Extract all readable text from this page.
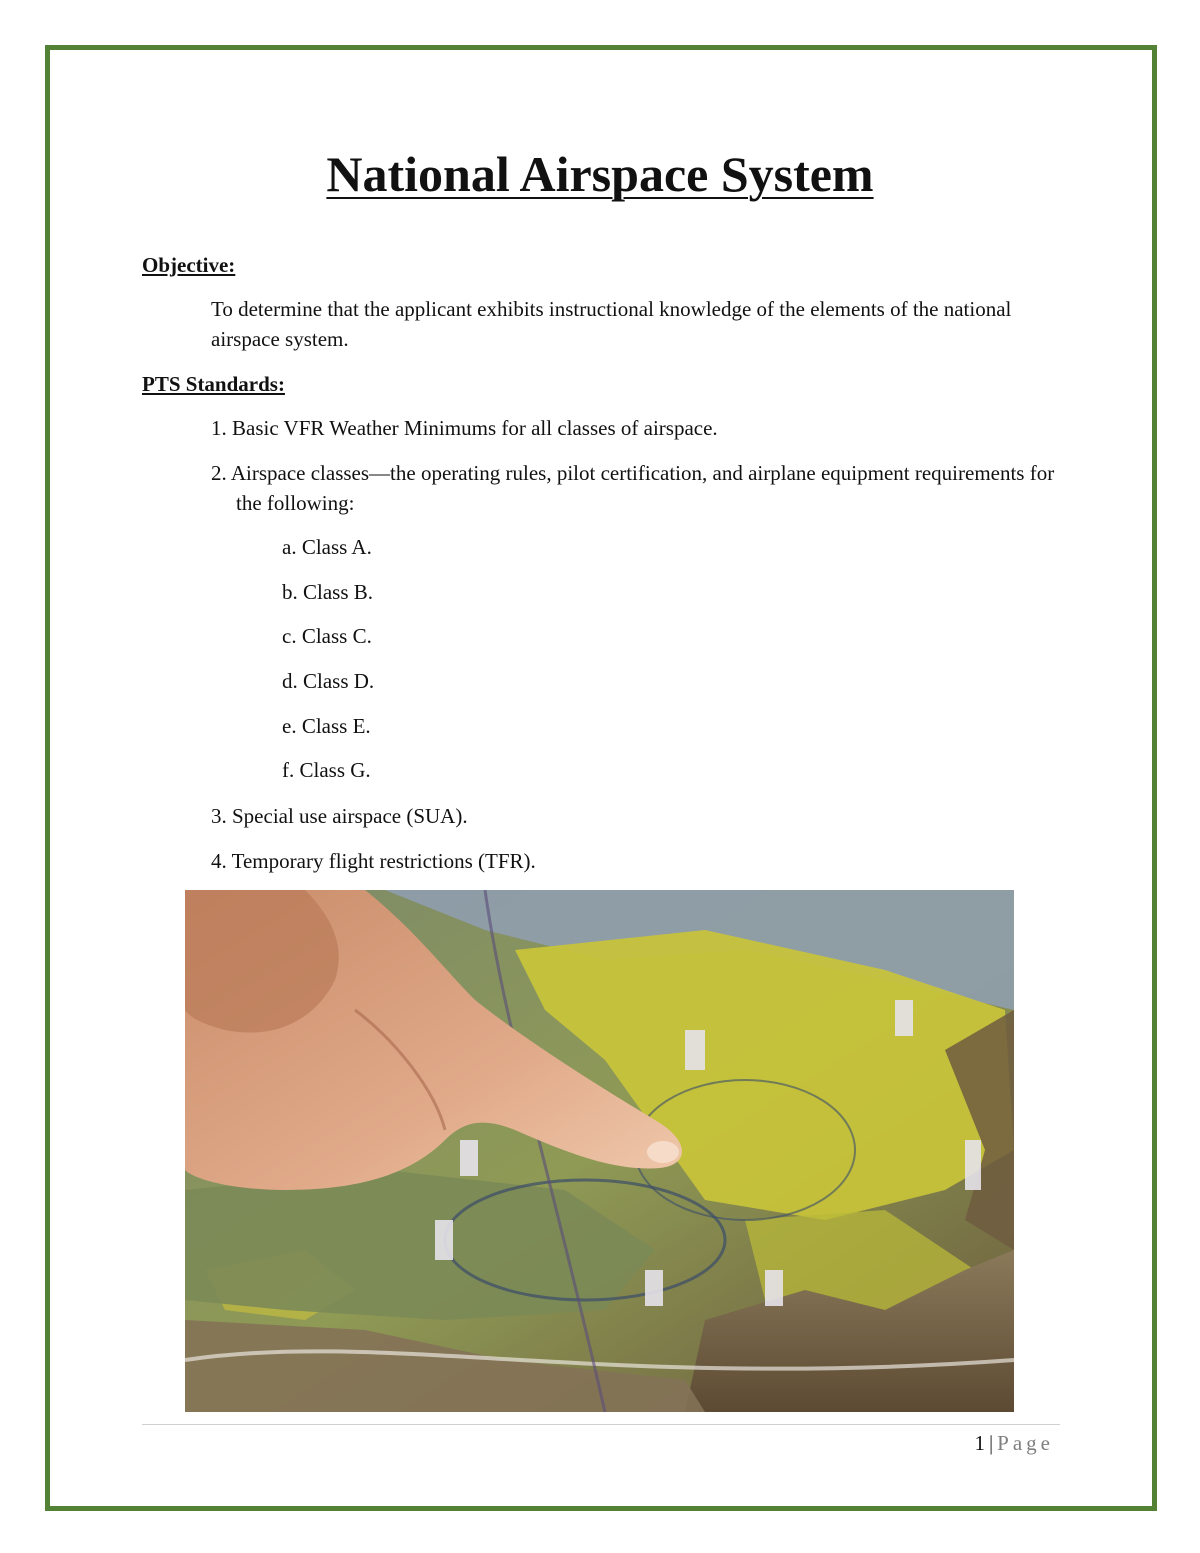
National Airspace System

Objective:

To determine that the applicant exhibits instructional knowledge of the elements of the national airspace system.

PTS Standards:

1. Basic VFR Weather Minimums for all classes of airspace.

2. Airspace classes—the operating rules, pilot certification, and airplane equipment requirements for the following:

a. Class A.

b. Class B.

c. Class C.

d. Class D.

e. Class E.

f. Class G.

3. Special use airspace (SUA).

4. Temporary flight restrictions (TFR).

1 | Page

* * * * * * * * *

Exercise aim
Go through the entries above and output them exactly, without pictures.

Solution for this problem
Extract all readable text from this page.
National Airspace System

Objective:

To determine that the applicant exhibits instructional knowledge of the elements of the national airspace system.

PTS Standards:

1. Basic VFR Weather Minimums for all classes of airspace.

2. Airspace classes—the operating rules, pilot certification, and airplane equipment requirements for the following:

a. Class A.

b. Class B.

c. Class C.

d. Class D.

e. Class E.

f. Class G.

3. Special use airspace (SUA).

4. Temporary flight restrictions (TFR).

1 | Page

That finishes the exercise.